(Data records)
----------
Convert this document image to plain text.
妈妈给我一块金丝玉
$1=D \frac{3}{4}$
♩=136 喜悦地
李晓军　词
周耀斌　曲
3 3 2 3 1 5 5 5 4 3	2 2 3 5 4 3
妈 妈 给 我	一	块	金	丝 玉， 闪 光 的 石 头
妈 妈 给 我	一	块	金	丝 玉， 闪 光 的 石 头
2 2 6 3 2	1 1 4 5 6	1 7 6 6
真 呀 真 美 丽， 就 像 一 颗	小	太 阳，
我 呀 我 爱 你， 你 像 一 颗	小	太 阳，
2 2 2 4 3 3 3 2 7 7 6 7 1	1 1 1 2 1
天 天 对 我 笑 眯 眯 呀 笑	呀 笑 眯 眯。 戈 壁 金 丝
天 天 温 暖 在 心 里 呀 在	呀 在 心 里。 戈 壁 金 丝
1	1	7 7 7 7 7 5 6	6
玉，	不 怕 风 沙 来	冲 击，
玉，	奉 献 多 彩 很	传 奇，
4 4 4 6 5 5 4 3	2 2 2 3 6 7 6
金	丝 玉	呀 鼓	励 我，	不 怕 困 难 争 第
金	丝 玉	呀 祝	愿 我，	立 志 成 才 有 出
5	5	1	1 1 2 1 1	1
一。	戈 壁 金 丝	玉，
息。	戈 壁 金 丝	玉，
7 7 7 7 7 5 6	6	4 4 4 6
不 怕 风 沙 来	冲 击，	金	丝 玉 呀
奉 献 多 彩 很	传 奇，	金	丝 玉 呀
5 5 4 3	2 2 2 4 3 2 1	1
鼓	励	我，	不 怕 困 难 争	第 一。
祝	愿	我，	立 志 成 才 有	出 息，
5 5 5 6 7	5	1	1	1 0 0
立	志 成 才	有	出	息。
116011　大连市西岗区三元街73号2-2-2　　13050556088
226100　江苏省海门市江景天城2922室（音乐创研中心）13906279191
----------
EXERCISE PROMPT:
Restate each record word for word.

RESPONSE TO THIS TASK:
Convert this document image to plain text.
妈妈给我一块金丝玉
$1=D \frac{3}{4}$
♩=136 喜悦地
李晓军　词
周耀斌　曲
3 3 2 3 1 5 5 5 4 3	2 2 3 5 4 3
妈 妈 给 我	一	块	金	丝 玉， 闪 光 的 石 头
妈 妈 给 我	一	块	金	丝 玉， 闪 光 的 石 头
2 2 6 3 2	1 1 4 5 6	1 7 6 6
真 呀 真 美 丽， 就 像 一 颗	小	太 阳，
我 呀 我 爱 你， 你 像 一 颗	小	太 阳，
2 2 2 4 3 3 3 2 7 7 6 7 1	1 1 1 2 1
天 天 对 我 笑 眯 眯 呀 笑	呀 笑 眯 眯。 戈 壁 金 丝
天 天 温 暖 在 心 里 呀 在	呀 在 心 里。 戈 壁 金 丝
1	1	7 7 7 7 7 5 6	6
玉，	不 怕 风 沙 来	冲 击，
玉，	奉 献 多 彩 很	传 奇，
4 4 4 6 5 5 4 3	2 2 2 3 6 7 6
金	丝 玉	呀 鼓	励 我，	不 怕 困 难 争 第
金	丝 玉	呀 祝	愿 我，	立 志 成 才 有 出
5	5	1	1 1 2 1 1	1
一。	戈 壁 金 丝	玉，
息。	戈 壁 金 丝	玉，
7 7 7 7 7 5 6	6	4 4 4 6
不 怕 风 沙 来	冲 击，	金	丝 玉 呀
奉 献 多 彩 很	传 奇，	金	丝 玉 呀
5 5 4 3	2 2 2 4 3 2 1	1
鼓	励	我，	不 怕 困 难 争	第 一。
祝	愿	我，	立 志 成 才 有	出 息，
5 5 5 6 7	5	1	1	1 0 0
立	志 成 才	有	出	息。
116011　大连市西岗区三元街73号2-2-2　　13050556088
226100　江苏省海门市江景天城2922室（音乐创研中心）13906279191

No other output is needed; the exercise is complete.